[Listings of boxed layout items]
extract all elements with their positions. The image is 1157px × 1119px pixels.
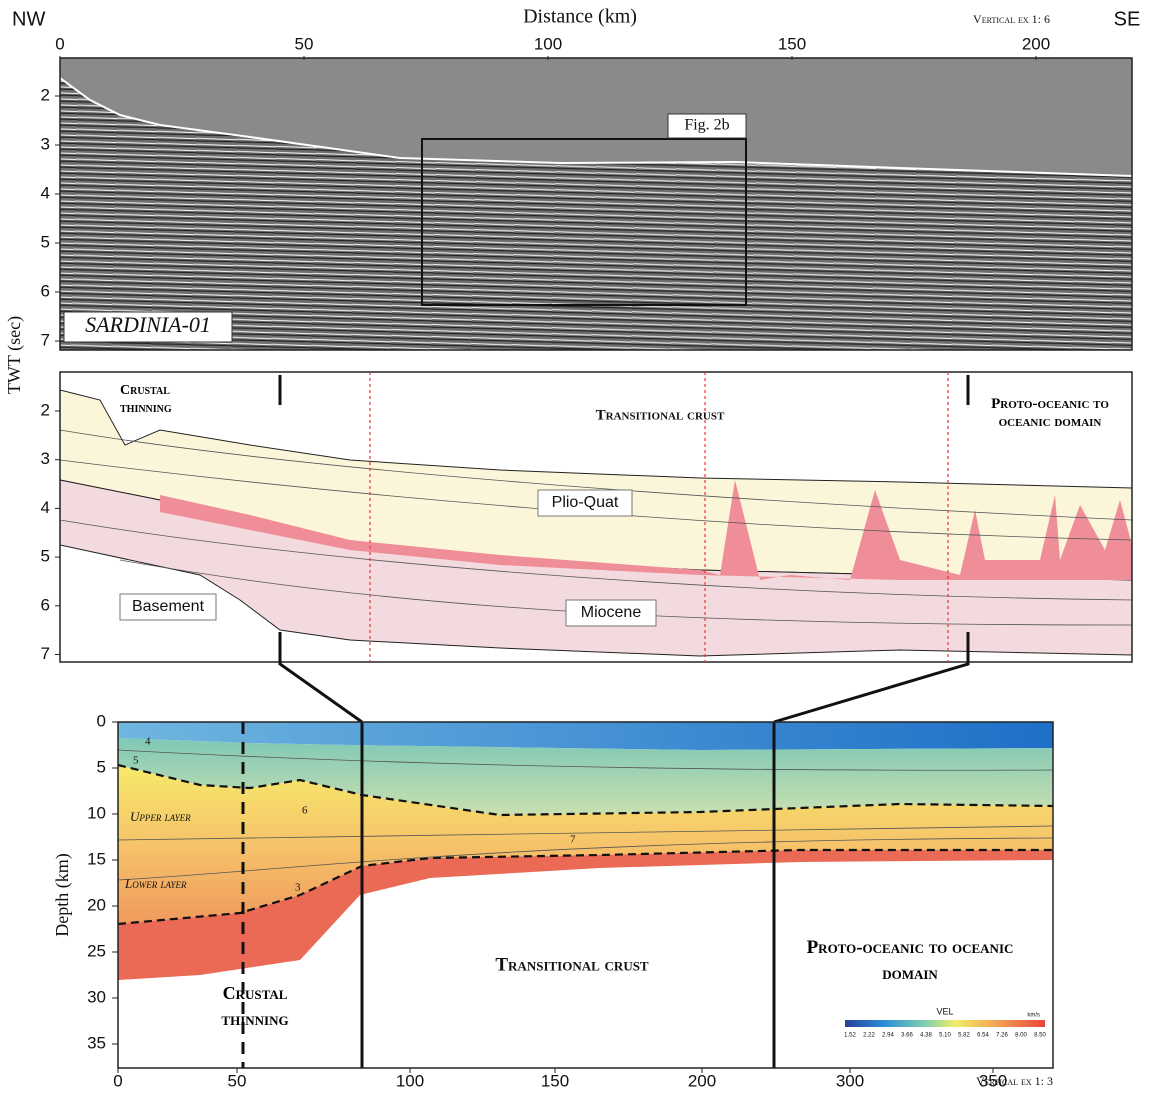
- colorbar-tick-label: 2.94: [882, 1033, 894, 1039]
- colorbar-tick-label: 6.54: [977, 1033, 989, 1039]
- line-name-box: [63, 311, 233, 343]
- y-tick-label: 20: [87, 895, 106, 914]
- x-tick-label: 150: [778, 34, 806, 53]
- sediment-layer: [118, 738, 1053, 815]
- y-tick-label: 6: [41, 281, 50, 300]
- x-tick-label: 100: [534, 34, 562, 53]
- unit-label: Miocene: [581, 604, 642, 621]
- domain-label: Transitional crust: [495, 954, 649, 975]
- contour-label: 5: [133, 755, 139, 767]
- contour-label: 7: [570, 834, 576, 846]
- x-tick-label: 350: [979, 1071, 1007, 1090]
- y-tick-label: 4: [41, 183, 50, 202]
- x-tick-label: 300: [836, 1071, 864, 1090]
- y-tick-label: 7: [41, 644, 50, 663]
- y-axis-label: TWT (sec): [4, 316, 25, 394]
- y-tick-label: 10: [87, 803, 106, 822]
- y-tick-label: 5: [41, 547, 50, 566]
- y-tick-label: 4: [41, 498, 50, 517]
- colorbar-tick-label: 2.22: [863, 1033, 875, 1039]
- y-tick-label: 35: [87, 1033, 106, 1052]
- y-tick-label: 6: [41, 595, 50, 614]
- unit-label: Basement: [132, 598, 205, 615]
- domain-label-box: Crustal thinning: [221, 983, 289, 1029]
- contour-label: 3: [295, 882, 301, 894]
- x-tick-label: 50: [228, 1071, 247, 1090]
- colorbar-tick-label: 8.00: [1015, 1033, 1027, 1039]
- unit-label-box: [565, 599, 657, 627]
- distance-label: Distance (km): [523, 6, 637, 28]
- x-tick-label: 50: [295, 34, 314, 53]
- x-tick-label: 100: [396, 1071, 424, 1090]
- seafloor-reflector: [59, 77, 1133, 177]
- y-axis-label: Depth (km): [52, 853, 73, 936]
- domain-label: Crustal thinning: [120, 383, 172, 416]
- x-tick-label: 0: [113, 1071, 122, 1090]
- domain-label: Proto-oceanic to oceanic domain: [806, 937, 1014, 984]
- colorbar: [845, 1020, 1045, 1027]
- y-tick-label: 3: [41, 449, 50, 468]
- y-tick-label: 2: [41, 85, 50, 104]
- y-tick-label: 15: [87, 849, 106, 868]
- seismic-reflections: [60, 78, 1132, 350]
- connector-lines: [278, 632, 970, 724]
- y-tick-label: 3: [41, 134, 50, 153]
- colorbar-tick-label: 4.38: [920, 1033, 932, 1039]
- colorbar-tick-label: 8.50: [1034, 1033, 1046, 1039]
- colorbar-tick-label: 5.10: [939, 1033, 951, 1039]
- colorbar-tick-label: 1.52: [844, 1033, 856, 1039]
- seismic-frame: [59, 57, 1133, 351]
- domain-label-box: Proto-oceanic to oceanic domain: [991, 396, 1109, 430]
- crust-layer: [118, 765, 1053, 924]
- vertical-exaggeration: Vertical ex 1: 3: [976, 1074, 1053, 1088]
- layer-label: Lower layer: [124, 876, 187, 891]
- domain-boundaries: [369, 372, 949, 662]
- y-tick-label: 5: [41, 232, 50, 251]
- domain-label-box: Proto-oceanic to oceanic domain: [806, 937, 1014, 984]
- y-tick-label: 2: [41, 400, 50, 419]
- y-tick-label: 0: [97, 711, 106, 730]
- domain-label: Crustal thinning: [221, 983, 289, 1029]
- domain-label: Proto-oceanic to oceanic domain: [991, 396, 1109, 430]
- depth-frame: [117, 721, 1054, 1069]
- water-layer: [118, 722, 1053, 750]
- x-tick-label: 200: [688, 1071, 716, 1090]
- y-tick-label: 7: [41, 330, 50, 349]
- line-name: SARDINIA-01: [85, 312, 211, 337]
- mantle-layer: [118, 850, 1053, 980]
- colorbar-unit: km/s: [1027, 1013, 1040, 1019]
- domain-label-box: Crustal thinning: [120, 383, 172, 416]
- colorbar-tick-label: 7.26: [996, 1033, 1008, 1039]
- se-label: SE: [1114, 8, 1141, 30]
- domain-label: Transitional crust: [596, 407, 725, 423]
- fig-2b-label-box: [667, 113, 747, 139]
- x-tick-label: 0: [55, 34, 64, 53]
- colorbar-tick-label: 3.66: [901, 1033, 913, 1039]
- y-tick-label: 25: [87, 941, 106, 960]
- contour-label: 4: [145, 736, 151, 748]
- unit-label: Plio-Quat: [552, 494, 619, 511]
- unit-label-box: [119, 593, 217, 621]
- contour-label: 6: [302, 805, 308, 817]
- colorbar-tick-label: 5.82: [958, 1033, 970, 1039]
- fig-2b-label: Fig. 2b: [684, 117, 729, 134]
- unit-label-box: [537, 489, 633, 517]
- layer-label: Upper layer: [130, 809, 191, 824]
- colorbar-title: VEL: [936, 1006, 953, 1016]
- messinian-salt: [160, 480, 1132, 580]
- fig-2b-box: [421, 138, 747, 306]
- y-tick-label: 5: [97, 757, 106, 776]
- interpretation-frame: [59, 371, 1133, 663]
- nw-label: NW: [12, 8, 45, 30]
- vertical-exaggeration: Vertical ex 1: 6: [973, 12, 1050, 26]
- x-tick-label: 150: [541, 1071, 569, 1090]
- x-tick-label: 200: [1022, 34, 1050, 53]
- y-tick-label: 30: [87, 987, 106, 1006]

INSTRUCTIONS TO FOLLOW
Write out every row above verbatim, leaving out the pictures.

ANSWER TO THE PROBLEM
extract all elements with their positions. The image is 1157px × 1119px pixels.
- colorbar-tick-label: 2.94: [882, 1033, 894, 1039]
- colorbar-tick-label: 6.54: [977, 1033, 989, 1039]
- line-name-box: [63, 311, 233, 343]
- y-tick-label: 20: [87, 895, 106, 914]
- x-tick-label: 150: [778, 34, 806, 53]
- sediment-layer: [118, 738, 1053, 815]
- y-tick-label: 6: [41, 281, 50, 300]
- x-tick-label: 100: [534, 34, 562, 53]
- unit-label: Miocene: [581, 604, 642, 621]
- domain-label: Transitional crust: [495, 954, 649, 975]
- contour-label: 5: [133, 755, 139, 767]
- contour-label: 7: [570, 834, 576, 846]
- x-tick-label: 350: [979, 1071, 1007, 1090]
- y-tick-label: 4: [41, 183, 50, 202]
- x-tick-label: 300: [836, 1071, 864, 1090]
- y-tick-label: 7: [41, 644, 50, 663]
- y-axis-label: TWT (sec): [4, 316, 25, 394]
- y-tick-label: 10: [87, 803, 106, 822]
- y-tick-label: 5: [41, 547, 50, 566]
- y-tick-label: 4: [41, 498, 50, 517]
- colorbar-tick-label: 2.22: [863, 1033, 875, 1039]
- y-tick-label: 35: [87, 1033, 106, 1052]
- y-tick-label: 6: [41, 595, 50, 614]
- unit-label: Basement: [132, 598, 205, 615]
- domain-label-box: Crustal thinning: [221, 983, 289, 1029]
- contour-label: 3: [295, 882, 301, 894]
- x-tick-label: 50: [228, 1071, 247, 1090]
- colorbar-tick-label: 8.00: [1015, 1033, 1027, 1039]
- unit-label-box: [565, 599, 657, 627]
- distance-label: Distance (km): [523, 6, 637, 28]
- x-tick-label: 50: [295, 34, 314, 53]
- x-tick-label: 100: [396, 1071, 424, 1090]
- seafloor-reflector: [59, 77, 1133, 177]
- y-axis-label: Depth (km): [52, 853, 73, 936]
- domain-label: Crustal thinning: [120, 383, 172, 416]
- x-tick-label: 0: [113, 1071, 122, 1090]
- domain-label: Proto-oceanic to oceanic domain: [806, 937, 1014, 984]
- colorbar: [845, 1020, 1045, 1027]
- y-tick-label: 3: [41, 449, 50, 468]
- y-tick-label: 2: [41, 85, 50, 104]
- y-tick-label: 15: [87, 849, 106, 868]
- seismic-reflections: [60, 78, 1132, 350]
- connector-lines: [278, 632, 970, 724]
- y-tick-label: 3: [41, 134, 50, 153]
- colorbar-tick-label: 4.38: [920, 1033, 932, 1039]
- colorbar-tick-label: 8.50: [1034, 1033, 1046, 1039]
- colorbar-tick-label: 5.10: [939, 1033, 951, 1039]
- colorbar-tick-label: 1.52: [844, 1033, 856, 1039]
- seismic-frame: [59, 57, 1133, 351]
- domain-label-box: Proto-oceanic to oceanic domain: [991, 396, 1109, 430]
- crust-layer: [118, 765, 1053, 924]
- vertical-exaggeration: Vertical ex 1: 3: [976, 1074, 1053, 1088]
- layer-label: Lower layer: [124, 876, 187, 891]
- domain-boundaries: [369, 372, 949, 662]
- y-tick-label: 5: [41, 232, 50, 251]
- domain-label-box: Proto-oceanic to oceanic domain: [806, 937, 1014, 984]
- y-tick-label: 2: [41, 400, 50, 419]
- y-tick-label: 0: [97, 711, 106, 730]
- domain-label: Crustal thinning: [221, 983, 289, 1029]
- domain-label: Proto-oceanic to oceanic domain: [991, 396, 1109, 430]
- depth-frame: [117, 721, 1054, 1069]
- water-layer: [118, 722, 1053, 750]
- x-tick-label: 200: [688, 1071, 716, 1090]
- y-tick-label: 7: [41, 330, 50, 349]
- line-name: SARDINIA-01: [85, 312, 211, 337]
- mantle-layer: [118, 850, 1053, 980]
- colorbar-unit: km/s: [1027, 1013, 1040, 1019]
- domain-label-box: Crustal thinning: [120, 383, 172, 416]
- colorbar-tick-label: 7.26: [996, 1033, 1008, 1039]
- se-label: SE: [1114, 8, 1141, 30]
- domain-label: Transitional crust: [596, 407, 725, 423]
- fig-2b-label-box: [667, 113, 747, 139]
- x-tick-label: 0: [55, 34, 64, 53]
- colorbar-tick-label: 3.66: [901, 1033, 913, 1039]
- y-tick-label: 25: [87, 941, 106, 960]
- contour-label: 4: [145, 736, 151, 748]
- unit-label: Plio-Quat: [552, 494, 619, 511]
- unit-label-box: [119, 593, 217, 621]
- contour-label: 6: [302, 805, 308, 817]
- colorbar-tick-label: 5.82: [958, 1033, 970, 1039]
- fig-2b-label: Fig. 2b: [684, 117, 729, 134]
- unit-label-box: [537, 489, 633, 517]
- layer-label: Upper layer: [130, 809, 191, 824]
- colorbar-title: VEL: [936, 1006, 953, 1016]
- messinian-salt: [160, 480, 1132, 580]
- fig-2b-box: [421, 138, 747, 306]
- y-tick-label: 5: [97, 757, 106, 776]
- interpretation-frame: [59, 371, 1133, 663]
- nw-label: NW: [12, 8, 45, 30]
- vertical-exaggeration: Vertical ex 1: 6: [973, 12, 1050, 26]
- x-tick-label: 150: [541, 1071, 569, 1090]
- x-tick-label: 200: [1022, 34, 1050, 53]
- y-tick-label: 30: [87, 987, 106, 1006]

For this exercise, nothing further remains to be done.